* [DATA PROVIDED]:
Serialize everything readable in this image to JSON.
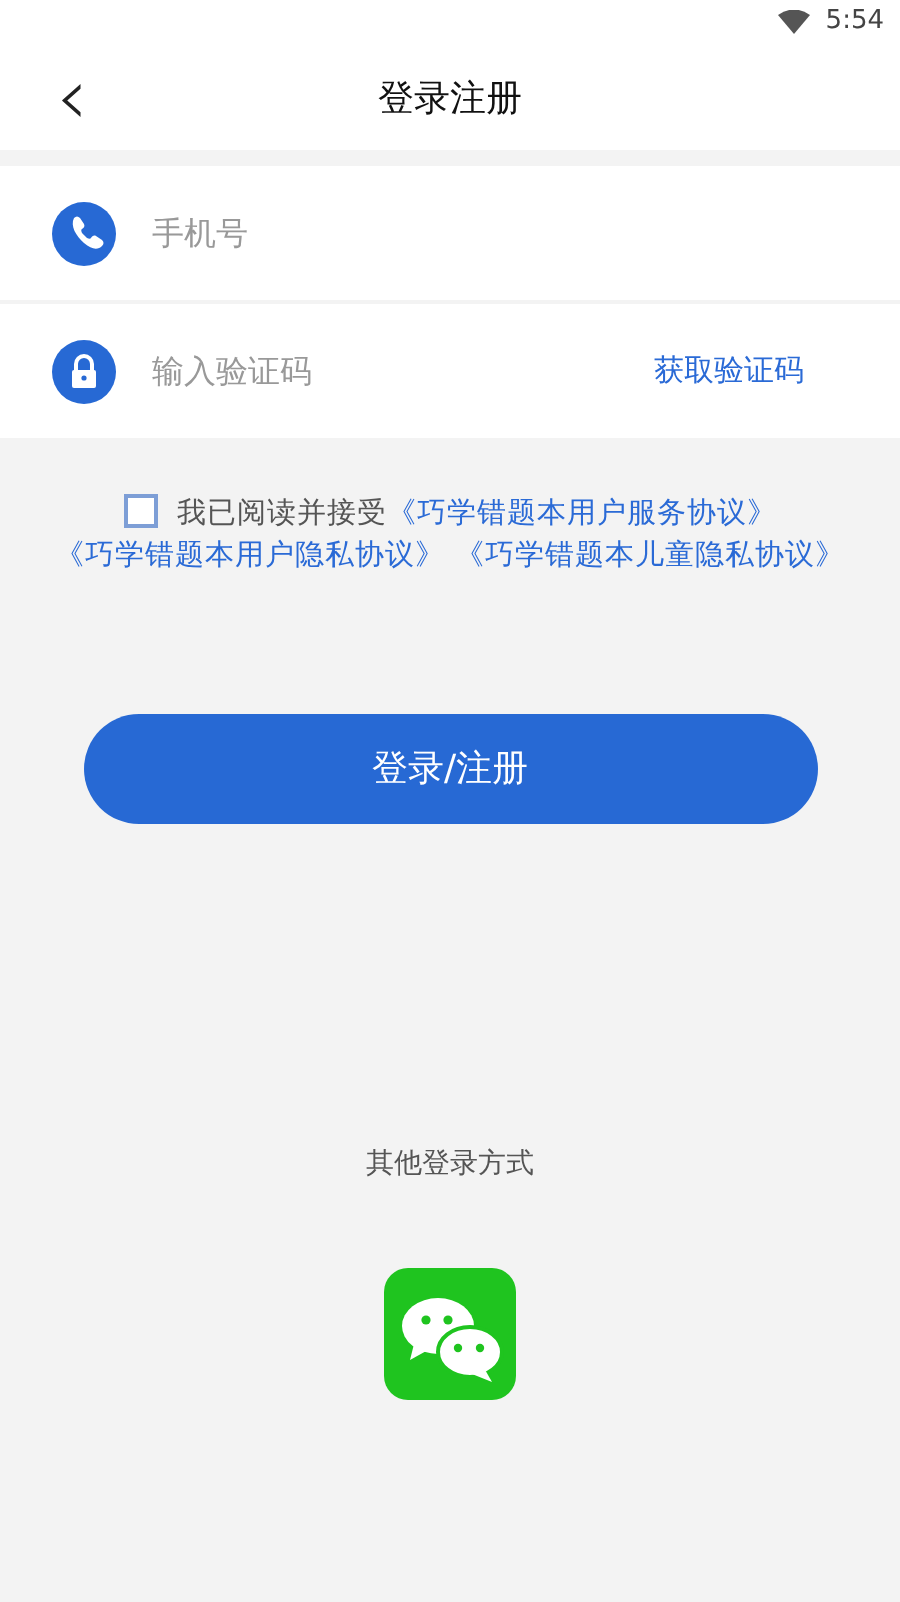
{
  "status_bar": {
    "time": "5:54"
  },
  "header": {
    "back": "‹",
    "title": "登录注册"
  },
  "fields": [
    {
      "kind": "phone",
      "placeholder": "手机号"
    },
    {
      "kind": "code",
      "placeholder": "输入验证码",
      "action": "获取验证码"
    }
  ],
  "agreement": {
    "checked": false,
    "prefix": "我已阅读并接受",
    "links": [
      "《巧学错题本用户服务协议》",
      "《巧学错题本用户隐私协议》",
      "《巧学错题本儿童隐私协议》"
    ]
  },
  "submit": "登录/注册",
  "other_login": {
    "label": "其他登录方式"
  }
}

* [TASK STATEMENT]: In the records above, locate every line with the string "placeholder" and copy it.

* [FINISHED EXERCISE]:
      "placeholder": "手机号"
      "placeholder": "输入验证码",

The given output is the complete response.